**Task requirements:** Each line of the material below that holds the word "sept" needs to be copied.

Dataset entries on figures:
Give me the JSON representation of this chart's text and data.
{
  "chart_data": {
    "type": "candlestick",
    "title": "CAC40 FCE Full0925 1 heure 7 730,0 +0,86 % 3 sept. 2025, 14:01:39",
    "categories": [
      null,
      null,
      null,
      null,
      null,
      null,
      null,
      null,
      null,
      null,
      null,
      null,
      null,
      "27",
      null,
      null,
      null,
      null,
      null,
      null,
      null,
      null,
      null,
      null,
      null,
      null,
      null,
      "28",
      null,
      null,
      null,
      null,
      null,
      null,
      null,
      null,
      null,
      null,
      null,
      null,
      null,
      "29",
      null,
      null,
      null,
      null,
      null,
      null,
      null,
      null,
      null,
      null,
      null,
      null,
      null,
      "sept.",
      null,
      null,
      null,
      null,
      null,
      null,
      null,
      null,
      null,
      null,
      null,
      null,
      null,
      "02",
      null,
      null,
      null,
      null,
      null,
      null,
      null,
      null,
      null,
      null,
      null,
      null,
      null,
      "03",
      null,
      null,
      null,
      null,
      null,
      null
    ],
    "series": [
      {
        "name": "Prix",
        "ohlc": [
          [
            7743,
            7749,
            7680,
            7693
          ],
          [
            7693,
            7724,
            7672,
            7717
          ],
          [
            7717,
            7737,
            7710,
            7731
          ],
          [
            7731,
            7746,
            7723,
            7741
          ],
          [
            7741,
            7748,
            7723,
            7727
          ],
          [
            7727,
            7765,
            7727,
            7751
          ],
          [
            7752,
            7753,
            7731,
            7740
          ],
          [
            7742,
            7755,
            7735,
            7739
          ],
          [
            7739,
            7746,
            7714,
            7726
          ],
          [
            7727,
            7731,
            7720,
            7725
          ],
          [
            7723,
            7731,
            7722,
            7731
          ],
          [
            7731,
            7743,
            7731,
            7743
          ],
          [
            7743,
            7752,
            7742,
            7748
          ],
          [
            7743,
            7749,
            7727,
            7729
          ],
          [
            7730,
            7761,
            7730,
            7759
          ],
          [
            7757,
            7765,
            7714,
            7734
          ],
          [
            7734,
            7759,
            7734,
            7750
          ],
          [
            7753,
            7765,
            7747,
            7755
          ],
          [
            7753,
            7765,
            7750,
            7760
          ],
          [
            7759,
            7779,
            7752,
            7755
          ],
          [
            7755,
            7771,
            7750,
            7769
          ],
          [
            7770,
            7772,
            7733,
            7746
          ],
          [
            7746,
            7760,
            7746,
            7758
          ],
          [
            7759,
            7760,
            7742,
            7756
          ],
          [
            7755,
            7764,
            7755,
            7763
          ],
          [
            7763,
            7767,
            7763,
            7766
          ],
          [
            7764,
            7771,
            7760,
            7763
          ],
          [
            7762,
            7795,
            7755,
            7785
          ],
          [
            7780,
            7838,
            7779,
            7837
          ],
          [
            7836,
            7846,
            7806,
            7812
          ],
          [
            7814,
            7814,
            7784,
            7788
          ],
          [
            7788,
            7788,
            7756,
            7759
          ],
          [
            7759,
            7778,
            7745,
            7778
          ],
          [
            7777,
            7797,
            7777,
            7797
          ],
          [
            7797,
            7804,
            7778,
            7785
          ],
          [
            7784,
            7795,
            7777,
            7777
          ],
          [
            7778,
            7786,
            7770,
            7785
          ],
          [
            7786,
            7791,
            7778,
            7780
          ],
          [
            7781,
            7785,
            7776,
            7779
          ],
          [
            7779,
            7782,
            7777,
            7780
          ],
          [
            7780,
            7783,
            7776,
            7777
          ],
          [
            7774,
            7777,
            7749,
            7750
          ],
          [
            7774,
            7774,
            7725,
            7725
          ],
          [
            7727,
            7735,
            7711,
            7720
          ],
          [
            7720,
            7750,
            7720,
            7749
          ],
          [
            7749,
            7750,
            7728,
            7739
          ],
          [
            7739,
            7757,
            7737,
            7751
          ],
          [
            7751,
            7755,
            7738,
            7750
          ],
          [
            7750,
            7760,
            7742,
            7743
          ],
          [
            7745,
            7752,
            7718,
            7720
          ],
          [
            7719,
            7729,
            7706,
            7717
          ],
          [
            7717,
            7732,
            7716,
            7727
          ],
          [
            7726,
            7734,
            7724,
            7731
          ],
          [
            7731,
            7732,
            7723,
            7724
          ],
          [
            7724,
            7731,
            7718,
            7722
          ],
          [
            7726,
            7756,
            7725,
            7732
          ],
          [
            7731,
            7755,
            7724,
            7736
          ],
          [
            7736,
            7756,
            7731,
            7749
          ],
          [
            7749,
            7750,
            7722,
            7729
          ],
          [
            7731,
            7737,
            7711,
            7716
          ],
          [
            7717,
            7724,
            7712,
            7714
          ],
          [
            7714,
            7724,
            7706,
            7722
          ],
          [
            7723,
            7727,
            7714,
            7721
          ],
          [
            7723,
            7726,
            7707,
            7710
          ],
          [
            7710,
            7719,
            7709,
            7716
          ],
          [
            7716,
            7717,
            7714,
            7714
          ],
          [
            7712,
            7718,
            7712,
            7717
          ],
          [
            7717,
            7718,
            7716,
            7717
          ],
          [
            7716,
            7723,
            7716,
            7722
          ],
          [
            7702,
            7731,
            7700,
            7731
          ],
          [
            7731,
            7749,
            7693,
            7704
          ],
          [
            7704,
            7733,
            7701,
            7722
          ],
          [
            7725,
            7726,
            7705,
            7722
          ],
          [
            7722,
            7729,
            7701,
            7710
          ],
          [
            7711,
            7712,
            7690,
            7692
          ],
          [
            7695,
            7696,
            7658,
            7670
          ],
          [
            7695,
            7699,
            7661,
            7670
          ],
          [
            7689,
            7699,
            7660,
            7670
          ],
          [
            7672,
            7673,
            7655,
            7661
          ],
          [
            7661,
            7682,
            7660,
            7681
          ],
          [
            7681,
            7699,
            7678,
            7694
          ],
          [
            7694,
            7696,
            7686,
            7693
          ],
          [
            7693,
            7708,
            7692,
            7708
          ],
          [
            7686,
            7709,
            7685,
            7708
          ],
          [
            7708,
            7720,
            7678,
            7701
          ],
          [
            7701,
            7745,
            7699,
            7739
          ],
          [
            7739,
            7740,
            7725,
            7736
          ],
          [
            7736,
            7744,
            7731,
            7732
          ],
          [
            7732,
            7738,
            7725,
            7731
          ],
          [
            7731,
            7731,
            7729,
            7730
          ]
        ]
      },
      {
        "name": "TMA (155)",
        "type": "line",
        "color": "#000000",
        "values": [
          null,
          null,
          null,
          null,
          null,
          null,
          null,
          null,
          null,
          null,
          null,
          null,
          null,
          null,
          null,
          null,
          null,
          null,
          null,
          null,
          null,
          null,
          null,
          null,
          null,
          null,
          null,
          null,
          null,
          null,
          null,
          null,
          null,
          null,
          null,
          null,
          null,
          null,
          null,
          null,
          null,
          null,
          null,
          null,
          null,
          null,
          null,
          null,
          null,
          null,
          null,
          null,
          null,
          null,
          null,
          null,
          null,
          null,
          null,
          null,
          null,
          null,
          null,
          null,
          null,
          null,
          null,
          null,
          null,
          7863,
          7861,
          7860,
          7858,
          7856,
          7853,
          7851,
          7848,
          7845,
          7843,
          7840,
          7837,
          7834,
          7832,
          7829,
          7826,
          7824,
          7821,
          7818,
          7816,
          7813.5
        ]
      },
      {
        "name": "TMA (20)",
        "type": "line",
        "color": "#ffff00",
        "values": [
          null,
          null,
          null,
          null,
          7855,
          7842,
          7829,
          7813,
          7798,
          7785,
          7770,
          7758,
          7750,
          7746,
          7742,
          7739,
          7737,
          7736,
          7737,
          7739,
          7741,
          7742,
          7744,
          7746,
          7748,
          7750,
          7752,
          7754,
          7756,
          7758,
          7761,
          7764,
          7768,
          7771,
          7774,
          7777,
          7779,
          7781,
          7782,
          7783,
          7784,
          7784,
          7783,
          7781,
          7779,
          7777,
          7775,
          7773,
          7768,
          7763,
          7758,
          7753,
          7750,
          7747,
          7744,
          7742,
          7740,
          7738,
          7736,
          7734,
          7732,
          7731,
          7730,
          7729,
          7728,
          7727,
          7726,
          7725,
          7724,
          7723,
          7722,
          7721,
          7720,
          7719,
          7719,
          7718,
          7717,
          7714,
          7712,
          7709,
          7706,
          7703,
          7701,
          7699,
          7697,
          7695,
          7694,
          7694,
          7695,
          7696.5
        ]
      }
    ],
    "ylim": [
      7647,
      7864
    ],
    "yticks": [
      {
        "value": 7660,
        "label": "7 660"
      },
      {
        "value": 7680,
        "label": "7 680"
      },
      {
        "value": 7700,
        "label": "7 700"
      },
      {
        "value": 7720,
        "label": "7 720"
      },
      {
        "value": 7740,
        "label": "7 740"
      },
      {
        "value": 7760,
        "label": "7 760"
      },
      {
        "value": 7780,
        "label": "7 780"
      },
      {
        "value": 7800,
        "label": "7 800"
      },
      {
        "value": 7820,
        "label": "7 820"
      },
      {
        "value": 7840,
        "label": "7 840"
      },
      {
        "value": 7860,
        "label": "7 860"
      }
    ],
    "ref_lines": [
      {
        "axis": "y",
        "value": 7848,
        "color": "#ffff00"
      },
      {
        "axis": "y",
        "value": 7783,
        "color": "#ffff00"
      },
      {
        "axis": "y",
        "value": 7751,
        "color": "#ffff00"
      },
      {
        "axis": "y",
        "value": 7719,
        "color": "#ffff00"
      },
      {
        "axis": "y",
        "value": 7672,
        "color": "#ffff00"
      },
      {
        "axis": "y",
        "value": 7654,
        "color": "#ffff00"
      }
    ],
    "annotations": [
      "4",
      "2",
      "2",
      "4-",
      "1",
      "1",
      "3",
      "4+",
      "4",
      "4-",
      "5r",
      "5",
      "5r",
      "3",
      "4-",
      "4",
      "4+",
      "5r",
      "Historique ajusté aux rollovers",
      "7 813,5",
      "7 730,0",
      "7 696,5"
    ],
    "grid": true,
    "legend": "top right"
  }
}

**Task solution:**
    "title": "CAC40 FCE Full0925 1 heure 7 730,0 +0,86 % 3 sept. 2025, 14:01:39",
      "sept.",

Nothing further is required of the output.